» **INSTRUCTIONS FOR THE TASK**
Pictures appear in the records below; write out everything else exactly.

» **TASK DATA**
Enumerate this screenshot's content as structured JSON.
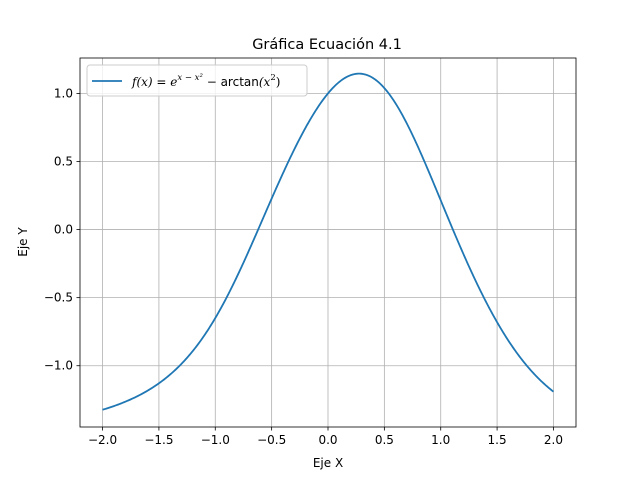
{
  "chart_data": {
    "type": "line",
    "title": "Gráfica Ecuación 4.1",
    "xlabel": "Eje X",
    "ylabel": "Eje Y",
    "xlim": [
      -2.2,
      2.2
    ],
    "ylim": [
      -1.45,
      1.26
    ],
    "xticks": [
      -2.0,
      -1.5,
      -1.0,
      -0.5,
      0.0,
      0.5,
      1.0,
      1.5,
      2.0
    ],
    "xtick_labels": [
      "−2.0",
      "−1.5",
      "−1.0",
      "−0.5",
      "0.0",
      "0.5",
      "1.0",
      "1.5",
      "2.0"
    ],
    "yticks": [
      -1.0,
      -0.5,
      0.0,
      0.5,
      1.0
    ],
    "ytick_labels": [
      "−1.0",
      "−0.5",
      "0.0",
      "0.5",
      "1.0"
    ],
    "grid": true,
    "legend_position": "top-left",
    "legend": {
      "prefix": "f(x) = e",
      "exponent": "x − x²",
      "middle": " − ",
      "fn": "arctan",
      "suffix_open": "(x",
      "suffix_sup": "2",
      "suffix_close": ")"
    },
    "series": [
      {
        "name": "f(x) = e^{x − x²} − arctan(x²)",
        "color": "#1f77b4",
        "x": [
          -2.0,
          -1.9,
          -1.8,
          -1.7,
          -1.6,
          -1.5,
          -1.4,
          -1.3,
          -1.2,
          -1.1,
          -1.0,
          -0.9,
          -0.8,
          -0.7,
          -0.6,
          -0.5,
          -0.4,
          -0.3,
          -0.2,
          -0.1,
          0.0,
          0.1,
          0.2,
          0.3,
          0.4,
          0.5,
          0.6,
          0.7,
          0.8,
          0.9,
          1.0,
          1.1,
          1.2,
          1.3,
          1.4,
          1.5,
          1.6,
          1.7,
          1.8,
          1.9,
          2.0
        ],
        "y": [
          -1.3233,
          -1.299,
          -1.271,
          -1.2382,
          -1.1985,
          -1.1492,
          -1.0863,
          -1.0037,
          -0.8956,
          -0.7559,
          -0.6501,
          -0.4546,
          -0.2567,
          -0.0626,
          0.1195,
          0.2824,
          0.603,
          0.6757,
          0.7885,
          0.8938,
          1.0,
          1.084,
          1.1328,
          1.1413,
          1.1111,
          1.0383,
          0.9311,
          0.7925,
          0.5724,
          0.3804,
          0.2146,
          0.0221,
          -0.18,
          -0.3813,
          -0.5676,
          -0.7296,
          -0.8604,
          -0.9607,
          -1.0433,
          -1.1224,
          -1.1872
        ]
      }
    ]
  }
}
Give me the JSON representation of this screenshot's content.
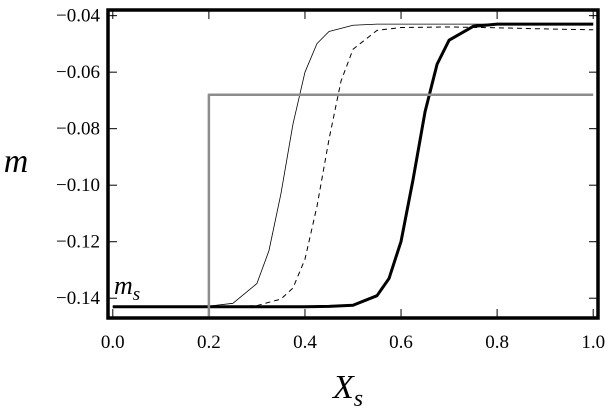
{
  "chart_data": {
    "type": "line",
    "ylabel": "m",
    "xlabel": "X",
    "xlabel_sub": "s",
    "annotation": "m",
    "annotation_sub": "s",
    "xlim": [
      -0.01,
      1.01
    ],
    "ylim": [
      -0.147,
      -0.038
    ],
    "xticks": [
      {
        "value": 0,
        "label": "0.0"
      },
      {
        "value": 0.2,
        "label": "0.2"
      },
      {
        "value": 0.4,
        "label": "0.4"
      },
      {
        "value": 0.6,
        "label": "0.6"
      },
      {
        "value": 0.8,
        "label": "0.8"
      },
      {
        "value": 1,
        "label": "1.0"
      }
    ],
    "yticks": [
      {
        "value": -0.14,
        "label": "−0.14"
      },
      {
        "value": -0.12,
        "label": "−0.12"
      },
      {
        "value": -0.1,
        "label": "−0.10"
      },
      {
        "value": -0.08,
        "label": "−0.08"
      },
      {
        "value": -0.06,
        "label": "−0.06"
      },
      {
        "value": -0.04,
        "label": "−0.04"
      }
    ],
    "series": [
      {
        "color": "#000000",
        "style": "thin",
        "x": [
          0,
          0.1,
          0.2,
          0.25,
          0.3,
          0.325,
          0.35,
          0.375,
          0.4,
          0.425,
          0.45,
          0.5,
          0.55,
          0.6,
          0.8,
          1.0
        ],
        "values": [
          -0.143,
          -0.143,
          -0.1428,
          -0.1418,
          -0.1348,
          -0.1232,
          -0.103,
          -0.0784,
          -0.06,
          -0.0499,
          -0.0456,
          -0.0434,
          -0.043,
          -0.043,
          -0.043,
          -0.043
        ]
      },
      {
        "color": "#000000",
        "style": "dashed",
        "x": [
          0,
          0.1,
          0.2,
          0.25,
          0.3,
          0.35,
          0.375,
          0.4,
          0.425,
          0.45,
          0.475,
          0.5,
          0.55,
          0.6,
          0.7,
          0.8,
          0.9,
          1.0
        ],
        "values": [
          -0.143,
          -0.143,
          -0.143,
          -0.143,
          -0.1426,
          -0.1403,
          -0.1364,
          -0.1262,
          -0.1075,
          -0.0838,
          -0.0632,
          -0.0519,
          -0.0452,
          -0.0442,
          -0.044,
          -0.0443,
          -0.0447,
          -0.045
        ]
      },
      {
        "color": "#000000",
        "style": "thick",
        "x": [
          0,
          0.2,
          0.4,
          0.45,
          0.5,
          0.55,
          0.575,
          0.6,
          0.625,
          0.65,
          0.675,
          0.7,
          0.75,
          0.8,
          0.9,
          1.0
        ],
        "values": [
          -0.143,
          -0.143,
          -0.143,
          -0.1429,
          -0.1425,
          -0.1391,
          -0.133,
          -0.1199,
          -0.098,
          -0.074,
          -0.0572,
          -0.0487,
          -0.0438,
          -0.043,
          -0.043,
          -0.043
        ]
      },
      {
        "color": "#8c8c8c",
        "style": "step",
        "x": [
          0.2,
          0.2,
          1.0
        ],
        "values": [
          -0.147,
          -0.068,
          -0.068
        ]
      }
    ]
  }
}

» **ANSWER BELOW**
Enumerate this screenshot's content as structured JSON.
{
  "chart_data": {
    "type": "line",
    "title": "Gráfica Ecuación 4.1",
    "xlabel": "Eje X",
    "ylabel": "Eje Y",
    "xlim": [
      -2.2,
      2.2
    ],
    "ylim": [
      -1.45,
      1.26
    ],
    "xticks": [
      -2.0,
      -1.5,
      -1.0,
      -0.5,
      0.0,
      0.5,
      1.0,
      1.5,
      2.0
    ],
    "xtick_labels": [
      "−2.0",
      "−1.5",
      "−1.0",
      "−0.5",
      "0.0",
      "0.5",
      "1.0",
      "1.5",
      "2.0"
    ],
    "yticks": [
      -1.0,
      -0.5,
      0.0,
      0.5,
      1.0
    ],
    "ytick_labels": [
      "−1.0",
      "−0.5",
      "0.0",
      "0.5",
      "1.0"
    ],
    "grid": true,
    "legend_position": "top-left",
    "legend": {
      "prefix": "f(x) = e",
      "exponent": "x − x²",
      "middle": " − ",
      "fn": "arctan",
      "suffix_open": "(x",
      "suffix_sup": "2",
      "suffix_close": ")"
    },
    "series": [
      {
        "name": "f(x) = e^{x − x²} − arctan(x²)",
        "color": "#1f77b4",
        "x": [
          -2.0,
          -1.9,
          -1.8,
          -1.7,
          -1.6,
          -1.5,
          -1.4,
          -1.3,
          -1.2,
          -1.1,
          -1.0,
          -0.9,
          -0.8,
          -0.7,
          -0.6,
          -0.5,
          -0.4,
          -0.3,
          -0.2,
          -0.1,
          0.0,
          0.1,
          0.2,
          0.3,
          0.4,
          0.5,
          0.6,
          0.7,
          0.8,
          0.9,
          1.0,
          1.1,
          1.2,
          1.3,
          1.4,
          1.5,
          1.6,
          1.7,
          1.8,
          1.9,
          2.0
        ],
        "y": [
          -1.3233,
          -1.299,
          -1.271,
          -1.2382,
          -1.1985,
          -1.1492,
          -1.0863,
          -1.0037,
          -0.8956,
          -0.7559,
          -0.6501,
          -0.4546,
          -0.2567,
          -0.0626,
          0.1195,
          0.2824,
          0.603,
          0.6757,
          0.7885,
          0.8938,
          1.0,
          1.084,
          1.1328,
          1.1413,
          1.1111,
          1.0383,
          0.9311,
          0.7925,
          0.5724,
          0.3804,
          0.2146,
          0.0221,
          -0.18,
          -0.3813,
          -0.5676,
          -0.7296,
          -0.8604,
          -0.9607,
          -1.0433,
          -1.1224,
          -1.1872
        ]
      }
    ]
  }
}
Give me the JSON representation of this screenshot's content.
{
  "chart_data": {
    "type": "line",
    "ylabel": "m",
    "xlabel": "X",
    "xlabel_sub": "s",
    "annotation": "m",
    "annotation_sub": "s",
    "xlim": [
      -0.01,
      1.01
    ],
    "ylim": [
      -0.147,
      -0.038
    ],
    "xticks": [
      {
        "value": 0,
        "label": "0.0"
      },
      {
        "value": 0.2,
        "label": "0.2"
      },
      {
        "value": 0.4,
        "label": "0.4"
      },
      {
        "value": 0.6,
        "label": "0.6"
      },
      {
        "value": 0.8,
        "label": "0.8"
      },
      {
        "value": 1,
        "label": "1.0"
      }
    ],
    "yticks": [
      {
        "value": -0.14,
        "label": "−0.14"
      },
      {
        "value": -0.12,
        "label": "−0.12"
      },
      {
        "value": -0.1,
        "label": "−0.10"
      },
      {
        "value": -0.08,
        "label": "−0.08"
      },
      {
        "value": -0.06,
        "label": "−0.06"
      },
      {
        "value": -0.04,
        "label": "−0.04"
      }
    ],
    "series": [
      {
        "color": "#000000",
        "style": "thin",
        "x": [
          0,
          0.1,
          0.2,
          0.25,
          0.3,
          0.325,
          0.35,
          0.375,
          0.4,
          0.425,
          0.45,
          0.5,
          0.55,
          0.6,
          0.8,
          1.0
        ],
        "values": [
          -0.143,
          -0.143,
          -0.1428,
          -0.1418,
          -0.1348,
          -0.1232,
          -0.103,
          -0.0784,
          -0.06,
          -0.0499,
          -0.0456,
          -0.0434,
          -0.043,
          -0.043,
          -0.043,
          -0.043
        ]
      },
      {
        "color": "#000000",
        "style": "dashed",
        "x": [
          0,
          0.1,
          0.2,
          0.25,
          0.3,
          0.35,
          0.375,
          0.4,
          0.425,
          0.45,
          0.475,
          0.5,
          0.55,
          0.6,
          0.7,
          0.8,
          0.9,
          1.0
        ],
        "values": [
          -0.143,
          -0.143,
          -0.143,
          -0.143,
          -0.1426,
          -0.1403,
          -0.1364,
          -0.1262,
          -0.1075,
          -0.0838,
          -0.0632,
          -0.0519,
          -0.0452,
          -0.0442,
          -0.044,
          -0.0443,
          -0.0447,
          -0.045
        ]
      },
      {
        "color": "#000000",
        "style": "thick",
        "x": [
          0,
          0.2,
          0.4,
          0.45,
          0.5,
          0.55,
          0.575,
          0.6,
          0.625,
          0.65,
          0.675,
          0.7,
          0.75,
          0.8,
          0.9,
          1.0
        ],
        "values": [
          -0.143,
          -0.143,
          -0.143,
          -0.1429,
          -0.1425,
          -0.1391,
          -0.133,
          -0.1199,
          -0.098,
          -0.074,
          -0.0572,
          -0.0487,
          -0.0438,
          -0.043,
          -0.043,
          -0.043
        ]
      },
      {
        "color": "#8c8c8c",
        "style": "step",
        "x": [
          0.2,
          0.2,
          1.0
        ],
        "values": [
          -0.147,
          -0.068,
          -0.068
        ]
      }
    ]
  }
}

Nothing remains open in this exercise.